§ Request
Every entry below should be repeated exactly; the pictures should not.
* Start Data provided *
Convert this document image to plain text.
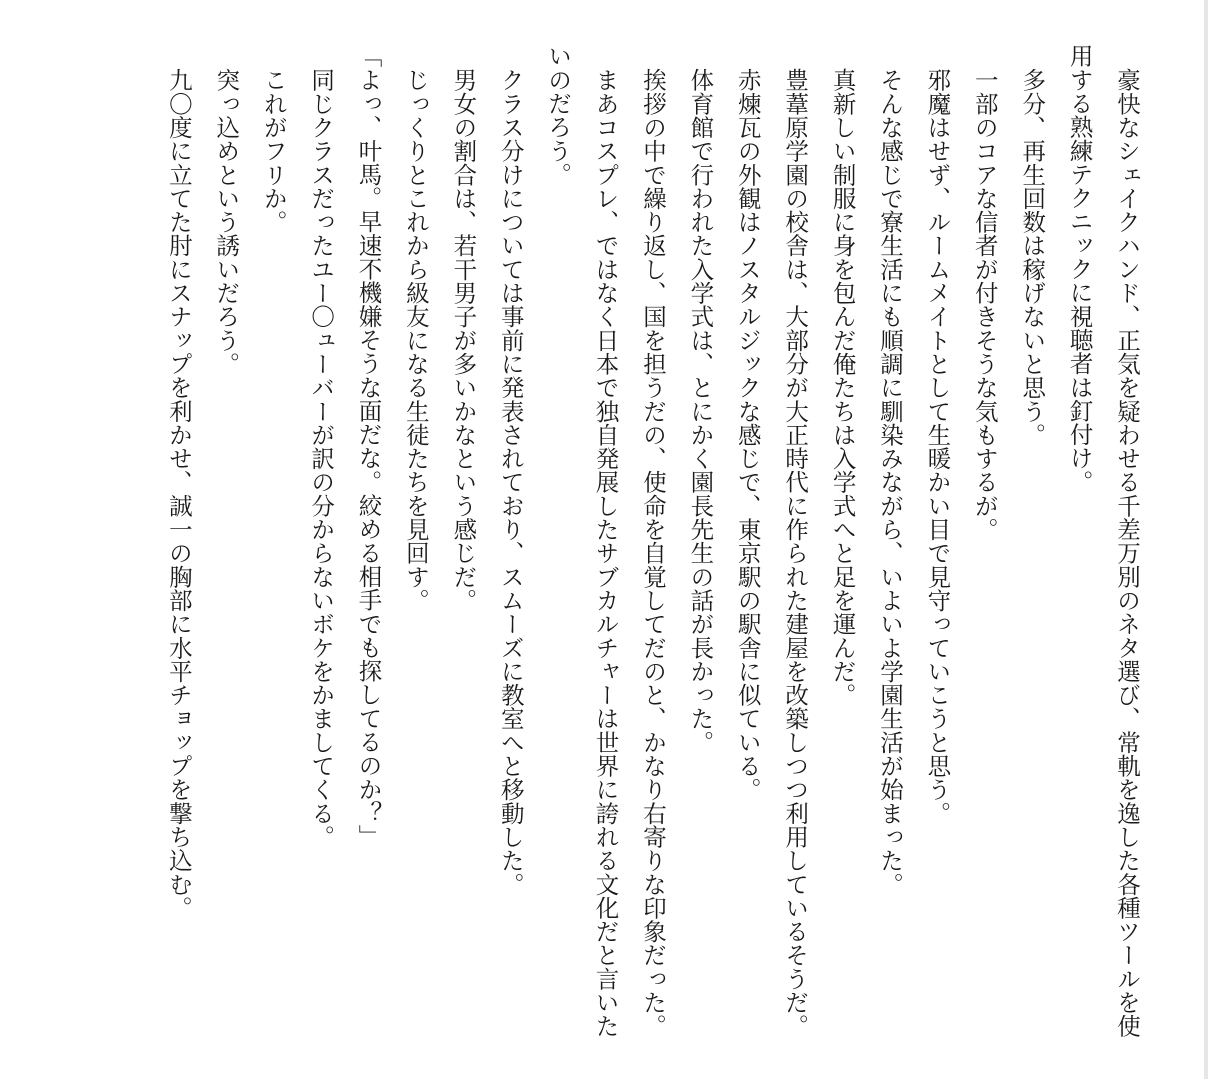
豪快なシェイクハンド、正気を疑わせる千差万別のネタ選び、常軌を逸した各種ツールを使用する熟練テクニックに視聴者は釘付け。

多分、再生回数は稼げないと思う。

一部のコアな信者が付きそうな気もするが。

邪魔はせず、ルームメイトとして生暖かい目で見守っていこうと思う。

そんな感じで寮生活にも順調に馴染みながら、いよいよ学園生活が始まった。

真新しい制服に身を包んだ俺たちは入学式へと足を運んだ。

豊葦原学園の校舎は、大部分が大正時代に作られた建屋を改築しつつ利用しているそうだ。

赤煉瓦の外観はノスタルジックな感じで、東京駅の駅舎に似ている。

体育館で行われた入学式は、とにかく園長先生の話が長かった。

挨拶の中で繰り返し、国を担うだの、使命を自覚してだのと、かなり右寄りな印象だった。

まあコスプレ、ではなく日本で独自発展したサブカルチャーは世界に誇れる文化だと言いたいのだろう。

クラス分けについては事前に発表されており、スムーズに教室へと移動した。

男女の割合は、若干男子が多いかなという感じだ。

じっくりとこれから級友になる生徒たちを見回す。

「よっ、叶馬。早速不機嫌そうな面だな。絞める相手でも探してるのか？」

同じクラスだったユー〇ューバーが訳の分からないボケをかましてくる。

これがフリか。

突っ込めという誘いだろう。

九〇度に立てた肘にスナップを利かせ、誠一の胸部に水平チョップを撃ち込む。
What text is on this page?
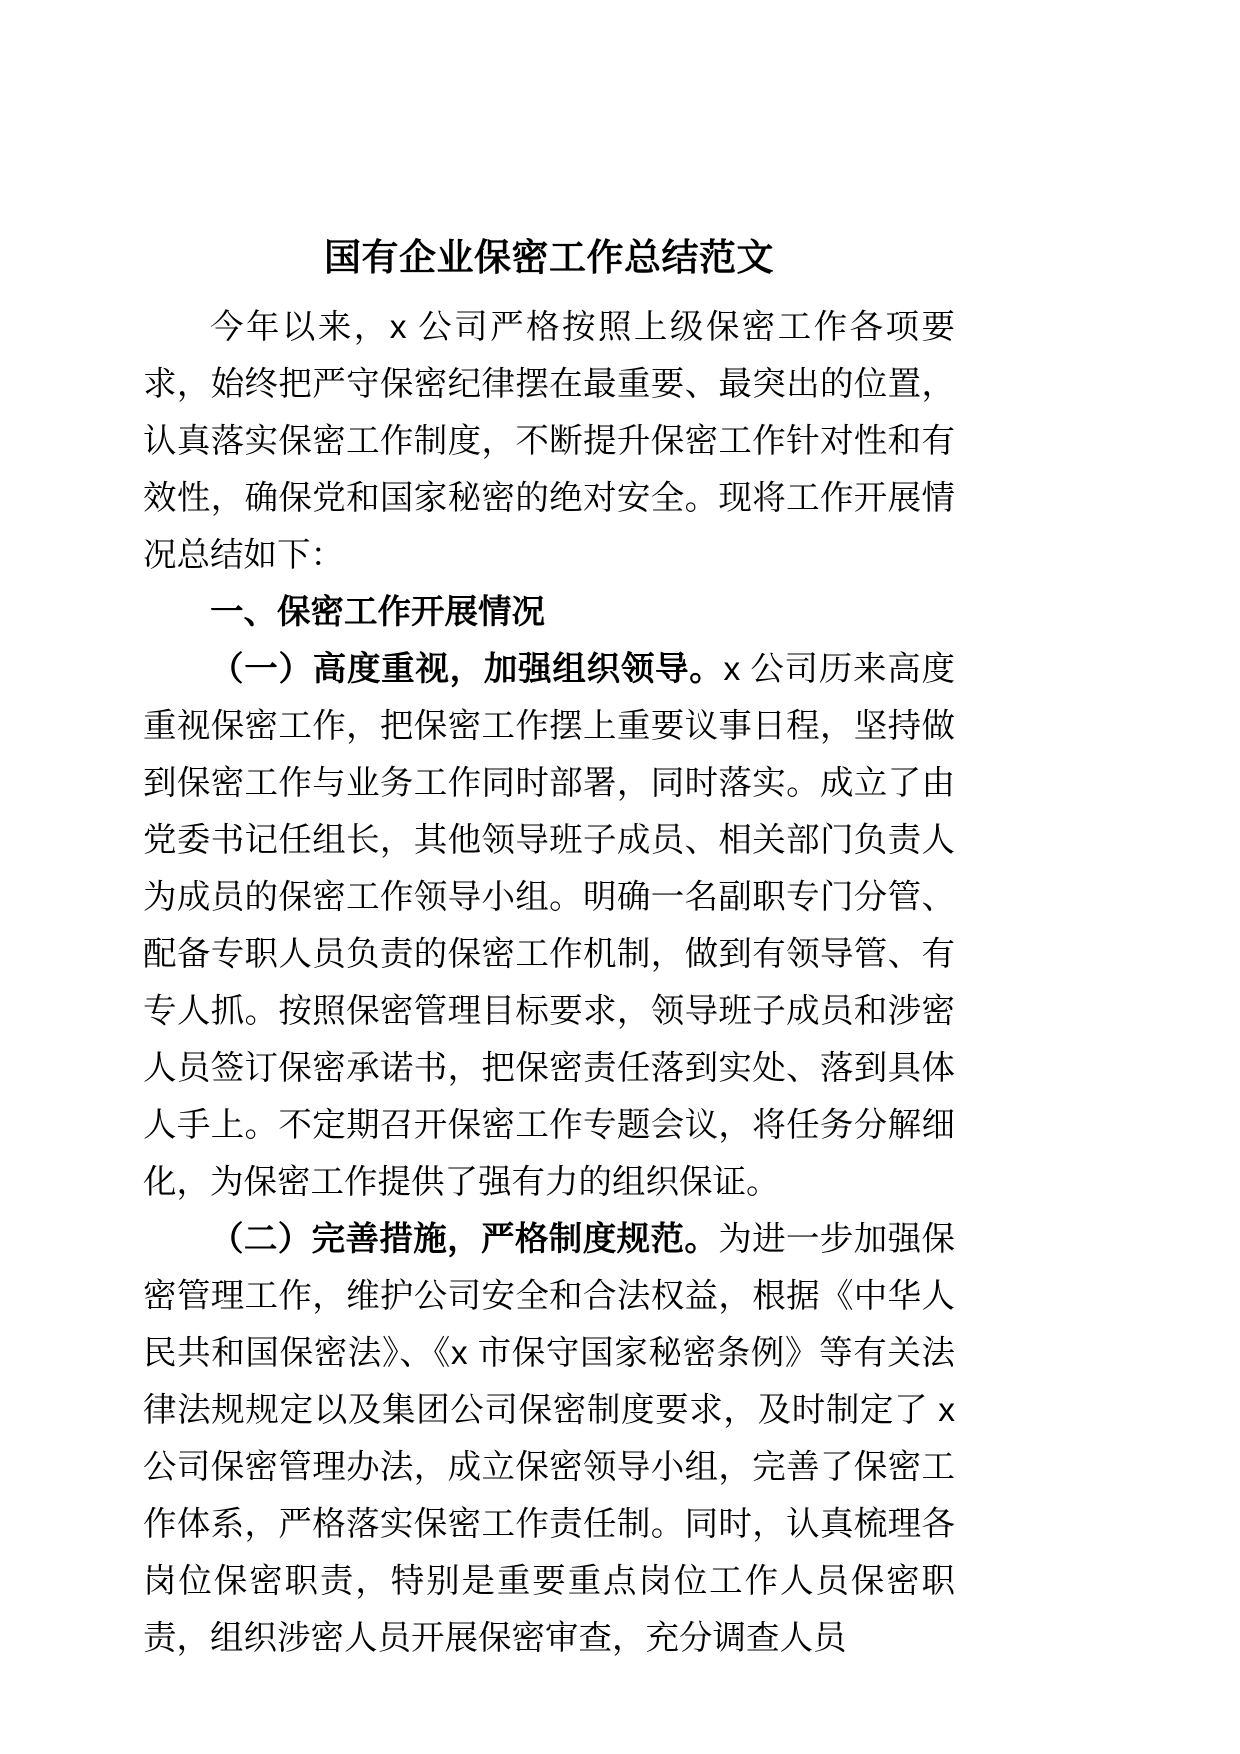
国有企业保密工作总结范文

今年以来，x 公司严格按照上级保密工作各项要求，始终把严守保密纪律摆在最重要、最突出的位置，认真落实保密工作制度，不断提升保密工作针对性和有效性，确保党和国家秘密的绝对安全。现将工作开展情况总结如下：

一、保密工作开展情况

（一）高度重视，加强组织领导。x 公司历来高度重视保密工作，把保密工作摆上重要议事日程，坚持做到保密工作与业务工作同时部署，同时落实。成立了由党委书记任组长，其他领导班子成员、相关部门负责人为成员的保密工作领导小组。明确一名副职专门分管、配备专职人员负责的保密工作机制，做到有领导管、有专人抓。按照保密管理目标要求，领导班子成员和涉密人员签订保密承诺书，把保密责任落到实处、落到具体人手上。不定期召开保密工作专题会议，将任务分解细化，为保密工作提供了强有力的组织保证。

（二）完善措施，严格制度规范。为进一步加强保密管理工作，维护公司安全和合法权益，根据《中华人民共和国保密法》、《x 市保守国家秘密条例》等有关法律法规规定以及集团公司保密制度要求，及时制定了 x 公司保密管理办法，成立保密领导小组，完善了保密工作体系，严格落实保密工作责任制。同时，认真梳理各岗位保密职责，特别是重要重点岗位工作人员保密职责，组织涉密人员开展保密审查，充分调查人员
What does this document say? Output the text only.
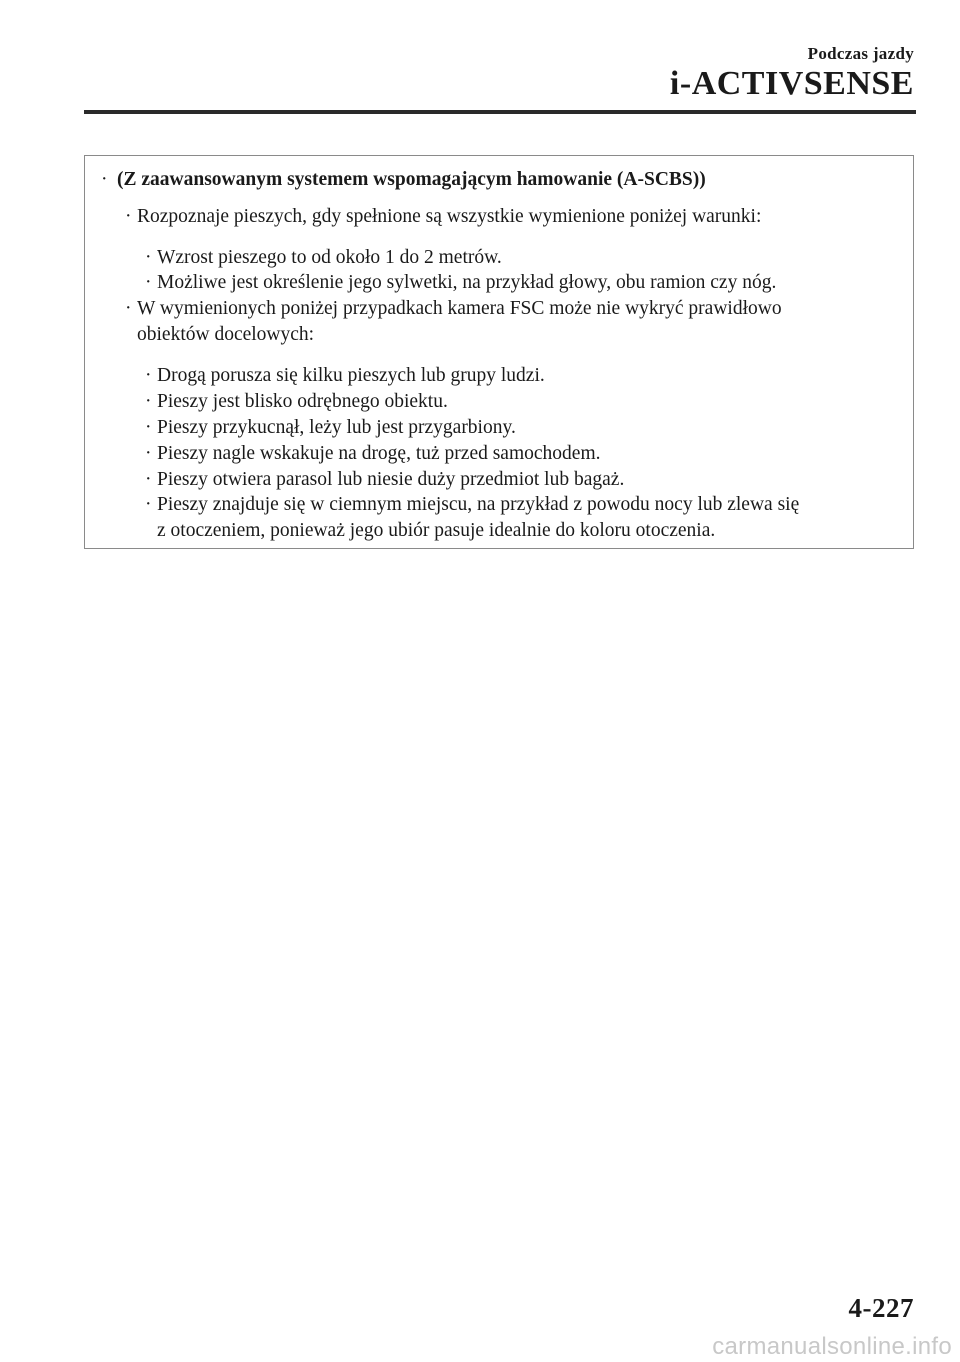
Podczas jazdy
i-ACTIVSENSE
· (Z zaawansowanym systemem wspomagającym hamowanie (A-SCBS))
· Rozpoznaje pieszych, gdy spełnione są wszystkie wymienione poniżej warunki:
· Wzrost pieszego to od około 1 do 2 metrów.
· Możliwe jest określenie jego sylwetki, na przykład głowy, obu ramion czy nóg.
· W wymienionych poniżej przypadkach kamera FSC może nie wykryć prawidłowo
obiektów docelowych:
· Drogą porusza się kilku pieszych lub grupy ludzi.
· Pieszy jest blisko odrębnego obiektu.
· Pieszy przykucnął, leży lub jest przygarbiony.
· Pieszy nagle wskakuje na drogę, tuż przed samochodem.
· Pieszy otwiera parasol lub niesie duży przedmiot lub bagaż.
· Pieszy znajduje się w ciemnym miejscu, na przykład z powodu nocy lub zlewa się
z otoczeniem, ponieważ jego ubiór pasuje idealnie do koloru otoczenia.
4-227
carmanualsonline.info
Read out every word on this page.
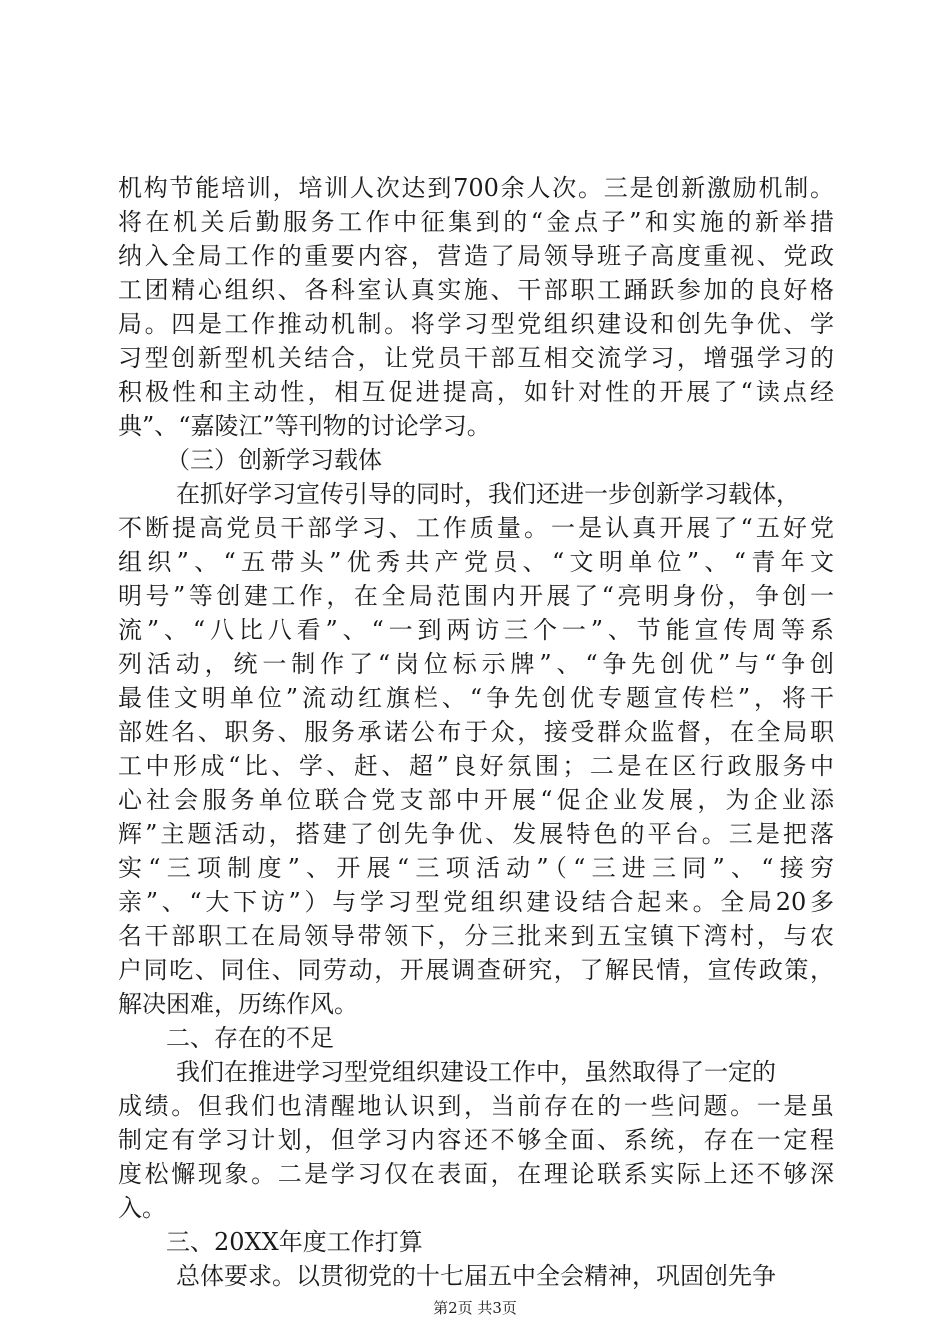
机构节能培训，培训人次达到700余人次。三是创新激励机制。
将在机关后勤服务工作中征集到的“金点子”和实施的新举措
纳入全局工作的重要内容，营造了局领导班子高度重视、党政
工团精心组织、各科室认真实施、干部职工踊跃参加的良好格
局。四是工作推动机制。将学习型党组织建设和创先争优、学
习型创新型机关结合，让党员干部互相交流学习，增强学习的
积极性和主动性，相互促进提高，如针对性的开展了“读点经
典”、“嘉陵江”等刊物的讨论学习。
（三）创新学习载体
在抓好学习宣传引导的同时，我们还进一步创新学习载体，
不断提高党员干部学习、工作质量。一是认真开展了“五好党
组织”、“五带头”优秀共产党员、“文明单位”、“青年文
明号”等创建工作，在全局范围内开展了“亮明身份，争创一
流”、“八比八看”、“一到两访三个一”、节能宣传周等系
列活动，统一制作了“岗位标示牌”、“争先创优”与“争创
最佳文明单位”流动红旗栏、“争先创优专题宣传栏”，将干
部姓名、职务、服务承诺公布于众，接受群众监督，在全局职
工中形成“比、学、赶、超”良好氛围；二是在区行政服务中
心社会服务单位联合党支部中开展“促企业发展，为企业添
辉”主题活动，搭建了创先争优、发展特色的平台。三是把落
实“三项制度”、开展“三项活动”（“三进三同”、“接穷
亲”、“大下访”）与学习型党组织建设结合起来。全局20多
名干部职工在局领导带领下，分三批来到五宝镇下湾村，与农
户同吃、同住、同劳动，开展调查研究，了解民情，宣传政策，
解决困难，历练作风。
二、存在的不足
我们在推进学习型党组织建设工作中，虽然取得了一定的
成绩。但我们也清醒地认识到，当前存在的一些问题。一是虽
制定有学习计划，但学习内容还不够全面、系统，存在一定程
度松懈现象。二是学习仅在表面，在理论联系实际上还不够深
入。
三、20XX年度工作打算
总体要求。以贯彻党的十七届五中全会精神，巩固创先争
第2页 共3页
* End Data provided *
§ Response to this exercise
Convert this document image to plain text.
豪快なシェイクハンド、正気を疑わせる千差万別のネタ選び、常軌を逸した各種ツールを使用する熟練テクニックに視聴者は釘付け。

多分、再生回数は稼げないと思う。

一部のコアな信者が付きそうな気もするが。

邪魔はせず、ルームメイトとして生暖かい目で見守っていこうと思う。

そんな感じで寮生活にも順調に馴染みながら、いよいよ学園生活が始まった。

真新しい制服に身を包んだ俺たちは入学式へと足を運んだ。

豊葦原学園の校舎は、大部分が大正時代に作られた建屋を改築しつつ利用しているそうだ。

赤煉瓦の外観はノスタルジックな感じで、東京駅の駅舎に似ている。

体育館で行われた入学式は、とにかく園長先生の話が長かった。

挨拶の中で繰り返し、国を担うだの、使命を自覚してだのと、かなり右寄りな印象だった。

まあコスプレ、ではなく日本で独自発展したサブカルチャーは世界に誇れる文化だと言いたいのだろう。

クラス分けについては事前に発表されており、スムーズに教室へと移動した。

男女の割合は、若干男子が多いかなという感じだ。

じっくりとこれから級友になる生徒たちを見回す。

「よっ、叶馬。早速不機嫌そうな面だな。絞める相手でも探してるのか？」

同じクラスだったユー〇ューバーが訳の分からないボケをかましてくる。

これがフリか。

突っ込めという誘いだろう。

九〇度に立てた肘にスナップを利かせ、誠一の胸部に水平チョップを撃ち込む。
What text is on this page?
国有企业保密工作总结范文

今年以来，x 公司严格按照上级保密工作各项要求，始终把严守保密纪律摆在最重要、最突出的位置，认真落实保密工作制度，不断提升保密工作针对性和有效性，确保党和国家秘密的绝对安全。现将工作开展情况总结如下：

一、保密工作开展情况

（一）高度重视，加强组织领导。x 公司历来高度重视保密工作，把保密工作摆上重要议事日程，坚持做到保密工作与业务工作同时部署，同时落实。成立了由党委书记任组长，其他领导班子成员、相关部门负责人为成员的保密工作领导小组。明确一名副职专门分管、配备专职人员负责的保密工作机制，做到有领导管、有专人抓。按照保密管理目标要求，领导班子成员和涉密人员签订保密承诺书，把保密责任落到实处、落到具体人手上。不定期召开保密工作专题会议，将任务分解细化，为保密工作提供了强有力的组织保证。

（二）完善措施，严格制度规范。为进一步加强保密管理工作，维护公司安全和合法权益，根据《中华人民共和国保密法》、《x 市保守国家秘密条例》等有关法律法规规定以及集团公司保密制度要求，及时制定了 x 公司保密管理办法，成立保密领导小组，完善了保密工作体系，严格落实保密工作责任制。同时，认真梳理各岗位保密职责，特别是重要重点岗位工作人员保密职责，组织涉密人员开展保密审查，充分调查人员
What does this document say? Output the text only.
Podczas jazdy
i-ACTIVSENSE
· (Z zaawansowanym systemem wspomagającym hamowanie (A-SCBS))
· Rozpoznaje pieszych, gdy spełnione są wszystkie wymienione poniżej warunki:
· Wzrost pieszego to od około 1 do 2 metrów.
· Możliwe jest określenie jego sylwetki, na przykład głowy, obu ramion czy nóg.
· W wymienionych poniżej przypadkach kamera FSC może nie wykryć prawidłowo
obiektów docelowych:
· Drogą porusza się kilku pieszych lub grupy ludzi.
· Pieszy jest blisko odrębnego obiektu.
· Pieszy przykucnął, leży lub jest przygarbiony.
· Pieszy nagle wskakuje na drogę, tuż przed samochodem.
· Pieszy otwiera parasol lub niesie duży przedmiot lub bagaż.
· Pieszy znajduje się w ciemnym miejscu, na przykład z powodu nocy lub zlewa się
z otoczeniem, ponieważ jego ubiór pasuje idealnie do koloru otoczenia.
4-227
carmanualsonline.info
Read out every word on this page.
机构节能培训，培训人次达到700余人次。三是创新激励机制。
将在机关后勤服务工作中征集到的“金点子”和实施的新举措
纳入全局工作的重要内容，营造了局领导班子高度重视、党政
工团精心组织、各科室认真实施、干部职工踊跃参加的良好格
局。四是工作推动机制。将学习型党组织建设和创先争优、学
习型创新型机关结合，让党员干部互相交流学习，增强学习的
积极性和主动性，相互促进提高，如针对性的开展了“读点经
典”、“嘉陵江”等刊物的讨论学习。
（三）创新学习载体
在抓好学习宣传引导的同时，我们还进一步创新学习载体，
不断提高党员干部学习、工作质量。一是认真开展了“五好党
组织”、“五带头”优秀共产党员、“文明单位”、“青年文
明号”等创建工作，在全局范围内开展了“亮明身份，争创一
流”、“八比八看”、“一到两访三个一”、节能宣传周等系
列活动，统一制作了“岗位标示牌”、“争先创优”与“争创
最佳文明单位”流动红旗栏、“争先创优专题宣传栏”，将干
部姓名、职务、服务承诺公布于众，接受群众监督，在全局职
工中形成“比、学、赶、超”良好氛围；二是在区行政服务中
心社会服务单位联合党支部中开展“促企业发展，为企业添
辉”主题活动，搭建了创先争优、发展特色的平台。三是把落
实“三项制度”、开展“三项活动”（“三进三同”、“接穷
亲”、“大下访”）与学习型党组织建设结合起来。全局20多
名干部职工在局领导带领下，分三批来到五宝镇下湾村，与农
户同吃、同住、同劳动，开展调查研究，了解民情，宣传政策，
解决困难，历练作风。
二、存在的不足
我们在推进学习型党组织建设工作中，虽然取得了一定的
成绩。但我们也清醒地认识到，当前存在的一些问题。一是虽
制定有学习计划，但学习内容还不够全面、系统，存在一定程
度松懈现象。二是学习仅在表面，在理论联系实际上还不够深
入。
三、20XX年度工作打算
总体要求。以贯彻党的十七届五中全会精神，巩固创先争
第2页 共3页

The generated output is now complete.